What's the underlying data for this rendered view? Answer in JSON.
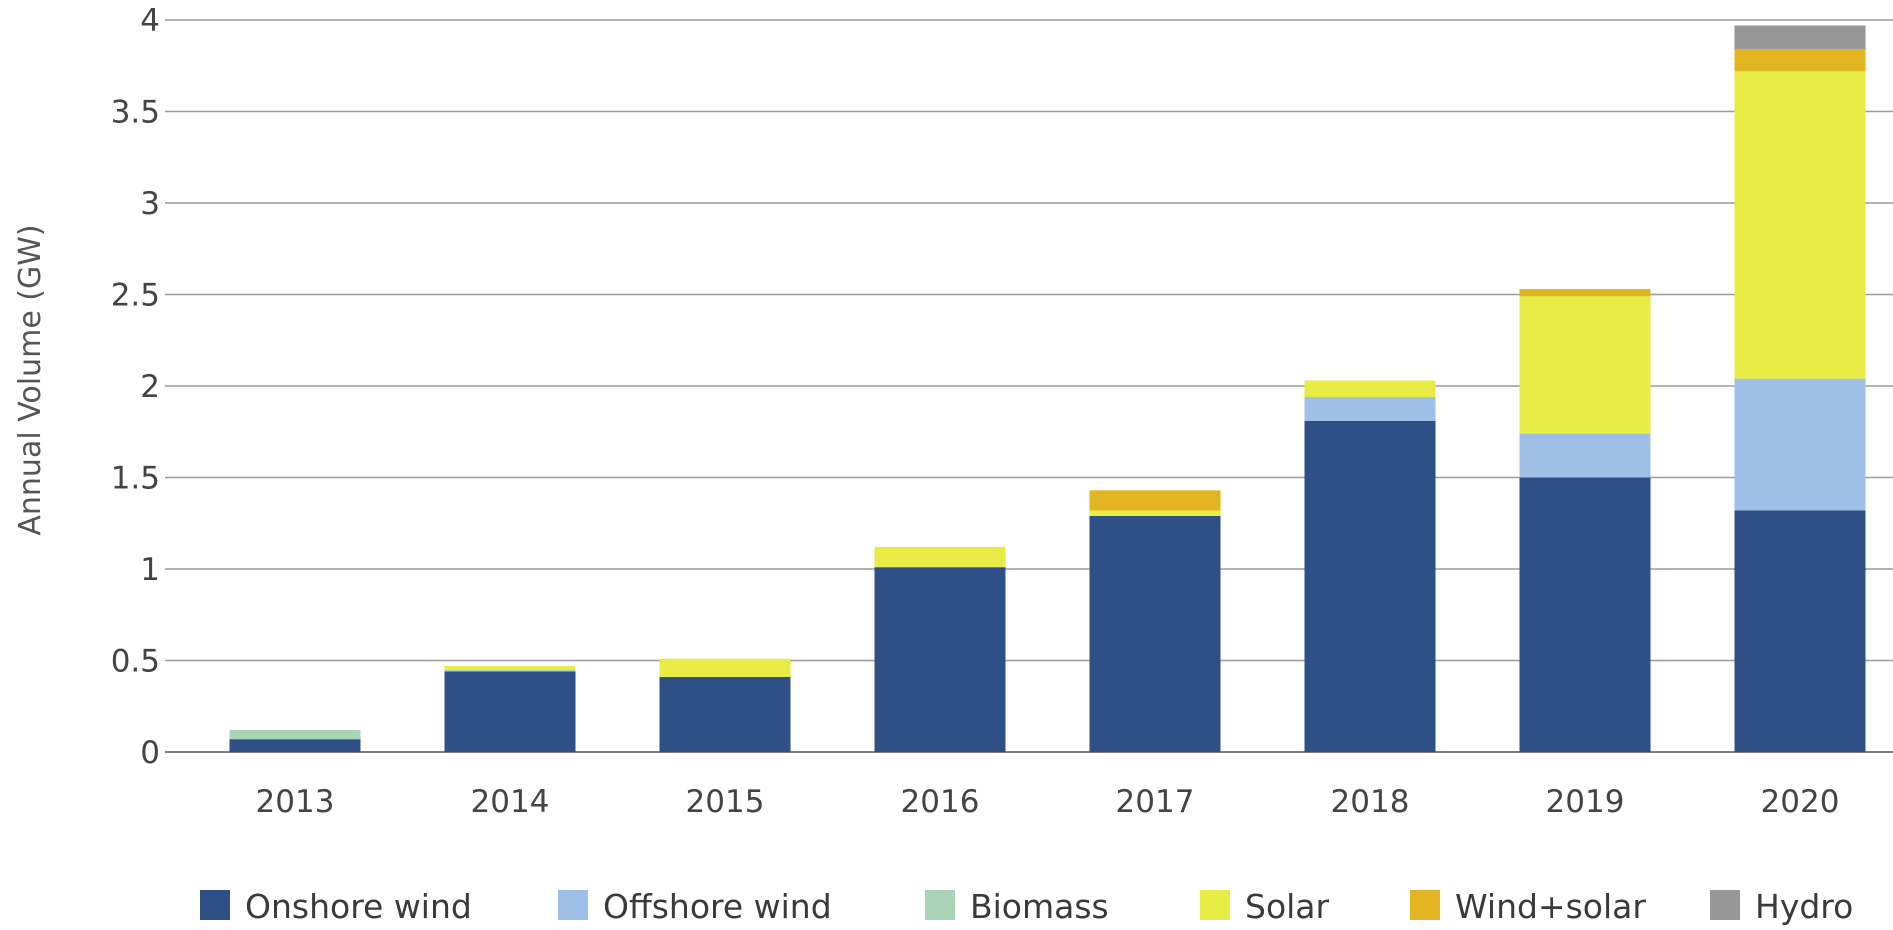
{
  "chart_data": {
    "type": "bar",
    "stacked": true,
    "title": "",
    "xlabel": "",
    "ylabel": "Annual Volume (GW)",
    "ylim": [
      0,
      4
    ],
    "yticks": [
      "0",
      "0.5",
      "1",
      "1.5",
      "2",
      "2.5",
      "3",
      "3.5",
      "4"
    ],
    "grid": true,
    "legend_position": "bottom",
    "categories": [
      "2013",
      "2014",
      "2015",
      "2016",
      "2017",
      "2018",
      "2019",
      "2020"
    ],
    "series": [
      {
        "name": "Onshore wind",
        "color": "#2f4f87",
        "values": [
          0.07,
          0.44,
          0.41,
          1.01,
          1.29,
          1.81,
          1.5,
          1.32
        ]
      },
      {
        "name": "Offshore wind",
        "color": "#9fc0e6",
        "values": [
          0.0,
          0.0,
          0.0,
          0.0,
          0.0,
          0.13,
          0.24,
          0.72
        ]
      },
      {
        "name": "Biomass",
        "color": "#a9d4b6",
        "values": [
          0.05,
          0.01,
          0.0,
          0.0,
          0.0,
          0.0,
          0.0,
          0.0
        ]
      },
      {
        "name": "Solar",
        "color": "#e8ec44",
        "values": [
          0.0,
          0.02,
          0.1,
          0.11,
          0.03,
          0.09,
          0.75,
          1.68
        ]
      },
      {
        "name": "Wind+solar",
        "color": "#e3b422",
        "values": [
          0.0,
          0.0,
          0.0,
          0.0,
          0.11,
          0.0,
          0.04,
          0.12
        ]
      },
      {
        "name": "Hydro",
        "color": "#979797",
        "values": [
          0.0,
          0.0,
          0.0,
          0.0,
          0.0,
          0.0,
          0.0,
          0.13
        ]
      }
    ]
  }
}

= = =

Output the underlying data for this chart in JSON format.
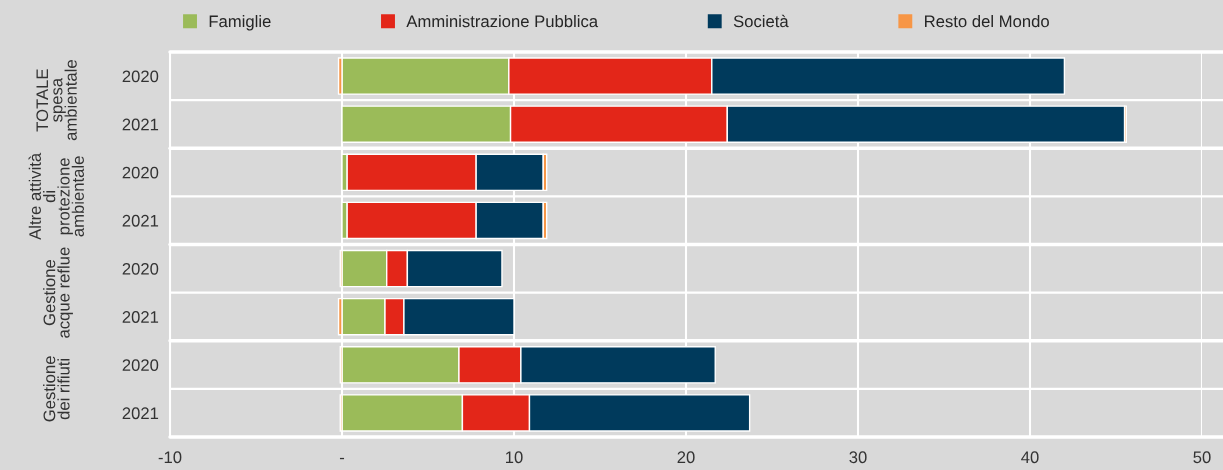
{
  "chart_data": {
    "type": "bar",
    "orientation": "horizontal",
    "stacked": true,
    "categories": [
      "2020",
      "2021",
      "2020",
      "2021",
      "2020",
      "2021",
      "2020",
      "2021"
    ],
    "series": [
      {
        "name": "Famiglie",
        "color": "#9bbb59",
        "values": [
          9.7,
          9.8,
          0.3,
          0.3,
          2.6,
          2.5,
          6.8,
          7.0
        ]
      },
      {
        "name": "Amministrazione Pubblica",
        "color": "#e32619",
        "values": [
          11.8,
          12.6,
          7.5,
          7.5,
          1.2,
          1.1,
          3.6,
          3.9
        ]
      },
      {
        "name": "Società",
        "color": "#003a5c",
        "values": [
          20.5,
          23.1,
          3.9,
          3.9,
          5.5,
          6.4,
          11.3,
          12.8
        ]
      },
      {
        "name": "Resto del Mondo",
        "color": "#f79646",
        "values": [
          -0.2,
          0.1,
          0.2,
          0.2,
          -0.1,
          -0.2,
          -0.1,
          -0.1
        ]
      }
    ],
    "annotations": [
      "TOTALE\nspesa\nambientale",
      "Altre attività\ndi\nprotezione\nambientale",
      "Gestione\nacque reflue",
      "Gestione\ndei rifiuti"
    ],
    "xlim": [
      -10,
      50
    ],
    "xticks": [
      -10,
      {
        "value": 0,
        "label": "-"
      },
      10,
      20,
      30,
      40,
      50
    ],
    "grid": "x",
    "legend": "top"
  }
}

= = =

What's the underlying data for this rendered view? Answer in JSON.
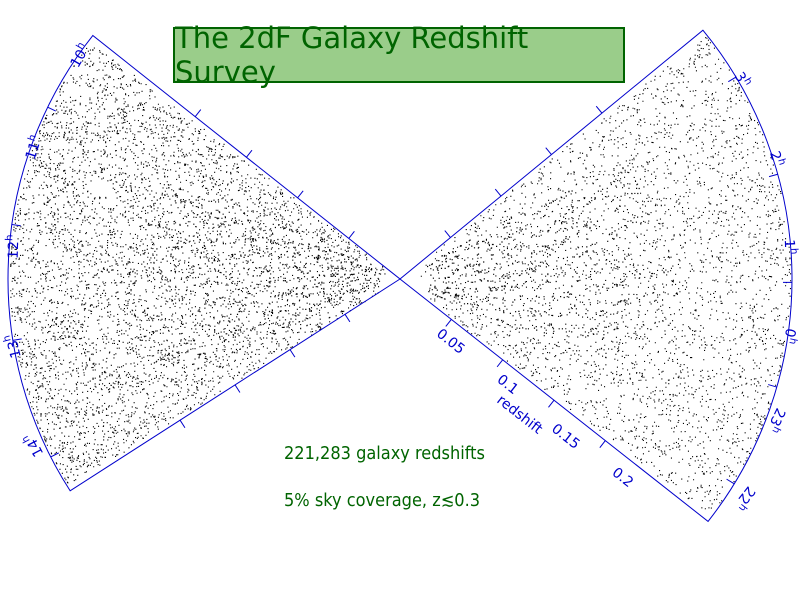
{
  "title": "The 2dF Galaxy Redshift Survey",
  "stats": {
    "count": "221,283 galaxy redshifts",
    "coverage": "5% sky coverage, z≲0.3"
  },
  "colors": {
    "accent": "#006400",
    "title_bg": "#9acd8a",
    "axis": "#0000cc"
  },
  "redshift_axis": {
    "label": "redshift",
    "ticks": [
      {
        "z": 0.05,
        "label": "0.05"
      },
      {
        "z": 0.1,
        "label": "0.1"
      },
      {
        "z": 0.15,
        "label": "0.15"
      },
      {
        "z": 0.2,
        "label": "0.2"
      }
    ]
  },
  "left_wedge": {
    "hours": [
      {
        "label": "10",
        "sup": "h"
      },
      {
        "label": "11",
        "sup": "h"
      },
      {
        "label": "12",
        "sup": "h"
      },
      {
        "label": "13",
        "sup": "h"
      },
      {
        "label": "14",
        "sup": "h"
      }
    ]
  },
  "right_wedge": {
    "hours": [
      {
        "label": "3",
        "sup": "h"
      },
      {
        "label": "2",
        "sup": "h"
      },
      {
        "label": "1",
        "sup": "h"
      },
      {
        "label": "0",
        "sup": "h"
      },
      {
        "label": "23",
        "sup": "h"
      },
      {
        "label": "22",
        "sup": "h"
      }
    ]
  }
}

= = =

Goal: Pull out all lines in the data above that include "Gestione".

Answer below:
      "Gestione\nacque reflue",
      "Gestione\ndei rifiuti"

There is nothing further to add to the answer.